= SHORT PROBLEM =
Show all lines of the listing that hold the word "floor".
[Start EXERCISE MATERIALS]
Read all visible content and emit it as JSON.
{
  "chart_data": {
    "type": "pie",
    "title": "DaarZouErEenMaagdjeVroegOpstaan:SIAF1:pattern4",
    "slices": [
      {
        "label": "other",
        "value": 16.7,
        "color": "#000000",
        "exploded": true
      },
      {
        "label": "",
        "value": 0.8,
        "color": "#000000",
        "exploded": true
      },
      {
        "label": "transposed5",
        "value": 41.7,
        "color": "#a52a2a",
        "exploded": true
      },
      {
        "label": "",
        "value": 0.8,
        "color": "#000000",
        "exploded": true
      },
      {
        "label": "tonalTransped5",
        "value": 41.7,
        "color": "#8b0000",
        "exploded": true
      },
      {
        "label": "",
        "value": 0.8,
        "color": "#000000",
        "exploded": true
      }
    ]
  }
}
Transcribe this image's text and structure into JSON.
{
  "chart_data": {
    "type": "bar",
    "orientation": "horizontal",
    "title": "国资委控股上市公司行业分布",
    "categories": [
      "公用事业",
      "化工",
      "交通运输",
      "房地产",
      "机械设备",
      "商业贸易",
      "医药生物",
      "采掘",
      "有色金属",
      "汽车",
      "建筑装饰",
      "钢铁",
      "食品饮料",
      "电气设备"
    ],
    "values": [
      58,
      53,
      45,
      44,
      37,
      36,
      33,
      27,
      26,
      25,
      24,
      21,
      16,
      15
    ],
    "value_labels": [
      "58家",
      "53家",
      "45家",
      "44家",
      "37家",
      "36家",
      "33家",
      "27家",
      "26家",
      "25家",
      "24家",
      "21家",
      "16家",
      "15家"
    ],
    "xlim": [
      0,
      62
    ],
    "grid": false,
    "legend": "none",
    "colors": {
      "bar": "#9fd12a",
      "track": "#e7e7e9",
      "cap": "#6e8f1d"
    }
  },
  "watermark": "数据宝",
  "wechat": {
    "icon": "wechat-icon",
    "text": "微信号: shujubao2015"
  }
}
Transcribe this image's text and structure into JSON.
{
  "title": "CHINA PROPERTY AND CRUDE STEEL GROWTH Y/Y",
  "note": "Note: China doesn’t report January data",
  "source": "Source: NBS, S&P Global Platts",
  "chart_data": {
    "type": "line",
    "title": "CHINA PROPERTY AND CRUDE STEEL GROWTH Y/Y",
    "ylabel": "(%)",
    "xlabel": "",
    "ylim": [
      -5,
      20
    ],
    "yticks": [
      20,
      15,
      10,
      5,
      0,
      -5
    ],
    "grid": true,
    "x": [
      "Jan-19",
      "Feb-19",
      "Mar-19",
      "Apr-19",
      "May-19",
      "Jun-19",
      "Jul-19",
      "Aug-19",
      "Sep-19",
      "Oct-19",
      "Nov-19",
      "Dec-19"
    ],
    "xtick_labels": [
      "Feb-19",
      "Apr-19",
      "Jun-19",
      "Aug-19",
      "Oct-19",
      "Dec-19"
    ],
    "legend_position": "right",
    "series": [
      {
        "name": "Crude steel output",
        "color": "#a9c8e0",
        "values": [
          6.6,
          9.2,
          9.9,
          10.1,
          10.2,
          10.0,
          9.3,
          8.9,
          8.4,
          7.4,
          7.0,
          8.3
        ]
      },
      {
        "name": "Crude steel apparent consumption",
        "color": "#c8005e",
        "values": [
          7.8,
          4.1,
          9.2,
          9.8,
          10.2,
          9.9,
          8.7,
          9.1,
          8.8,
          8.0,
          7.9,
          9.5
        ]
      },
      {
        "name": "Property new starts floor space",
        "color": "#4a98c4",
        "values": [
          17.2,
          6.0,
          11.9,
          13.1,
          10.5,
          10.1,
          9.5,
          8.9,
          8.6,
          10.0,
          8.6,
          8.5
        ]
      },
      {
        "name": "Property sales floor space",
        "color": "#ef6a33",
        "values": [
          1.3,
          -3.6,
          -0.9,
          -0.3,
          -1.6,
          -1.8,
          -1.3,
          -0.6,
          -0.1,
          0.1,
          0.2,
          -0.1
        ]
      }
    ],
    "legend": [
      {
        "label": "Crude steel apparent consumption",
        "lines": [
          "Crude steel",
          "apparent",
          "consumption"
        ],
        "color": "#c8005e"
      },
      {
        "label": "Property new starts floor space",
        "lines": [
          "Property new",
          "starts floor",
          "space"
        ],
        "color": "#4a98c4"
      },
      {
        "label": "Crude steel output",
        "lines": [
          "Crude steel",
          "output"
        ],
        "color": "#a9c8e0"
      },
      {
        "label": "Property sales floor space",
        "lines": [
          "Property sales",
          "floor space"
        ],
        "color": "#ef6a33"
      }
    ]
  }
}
[End EXERCISE MATERIALS]
= EXERCISE SOLUTION =
        "name": "Property new starts floor space",
        "name": "Property sales floor space",
        "label": "Property new starts floor space",
          "starts floor",
        "label": "Property sales floor space",
          "floor space"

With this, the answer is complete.